### WHAT IS ASKED
Your task is to output all the records below, word for word.
# START OF DATA TO USE
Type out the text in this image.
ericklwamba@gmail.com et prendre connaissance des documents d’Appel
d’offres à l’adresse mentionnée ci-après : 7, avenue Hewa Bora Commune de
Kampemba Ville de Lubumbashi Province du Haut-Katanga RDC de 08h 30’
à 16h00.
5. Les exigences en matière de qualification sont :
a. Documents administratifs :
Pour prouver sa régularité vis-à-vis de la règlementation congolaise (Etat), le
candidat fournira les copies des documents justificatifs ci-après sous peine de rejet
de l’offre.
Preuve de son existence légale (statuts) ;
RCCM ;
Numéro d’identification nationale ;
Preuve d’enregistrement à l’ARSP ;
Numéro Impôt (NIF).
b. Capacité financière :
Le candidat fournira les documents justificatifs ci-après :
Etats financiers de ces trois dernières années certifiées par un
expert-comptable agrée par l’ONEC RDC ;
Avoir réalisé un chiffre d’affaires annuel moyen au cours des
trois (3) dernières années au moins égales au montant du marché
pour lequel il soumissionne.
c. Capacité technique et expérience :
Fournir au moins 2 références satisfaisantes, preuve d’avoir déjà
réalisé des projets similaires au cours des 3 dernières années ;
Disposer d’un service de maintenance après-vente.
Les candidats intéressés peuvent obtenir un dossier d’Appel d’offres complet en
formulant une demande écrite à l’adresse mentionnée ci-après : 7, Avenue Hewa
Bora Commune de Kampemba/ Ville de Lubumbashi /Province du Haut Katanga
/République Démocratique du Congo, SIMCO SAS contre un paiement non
# END OF DATA TO USE
### FULL OUTPUT
Type out the text in this image.
ericklwamba@gmail.com et prendre connaissance des documents d’Appel
d’offres à l’adresse mentionnée ci-après : 7, avenue Hewa Bora Commune de
Kampemba Ville de Lubumbashi Province du Haut-Katanga RDC de 08h 30’
à 16h00.
5. Les exigences en matière de qualification sont :
a. Documents administratifs :
Pour prouver sa régularité vis-à-vis de la règlementation congolaise (Etat), le
candidat fournira les copies des documents justificatifs ci-après sous peine de rejet
de l’offre.
Preuve de son existence légale (statuts) ;
RCCM ;
Numéro d’identification nationale ;
Preuve d’enregistrement à l’ARSP ;
Numéro Impôt (NIF).
b. Capacité financière :
Le candidat fournira les documents justificatifs ci-après :
Etats financiers de ces trois dernières années certifiées par un
expert-comptable agrée par l’ONEC RDC ;
Avoir réalisé un chiffre d’affaires annuel moyen au cours des
trois (3) dernières années au moins égales au montant du marché
pour lequel il soumissionne.
c. Capacité technique et expérience :
Fournir au moins 2 références satisfaisantes, preuve d’avoir déjà
réalisé des projets similaires au cours des 3 dernières années ;
Disposer d’un service de maintenance après-vente.
Les candidats intéressés peuvent obtenir un dossier d’Appel d’offres complet en
formulant une demande écrite à l’adresse mentionnée ci-après : 7, Avenue Hewa
Bora Commune de Kampemba/ Ville de Lubumbashi /Province du Haut Katanga
/République Démocratique du Congo, SIMCO SAS contre un paiement non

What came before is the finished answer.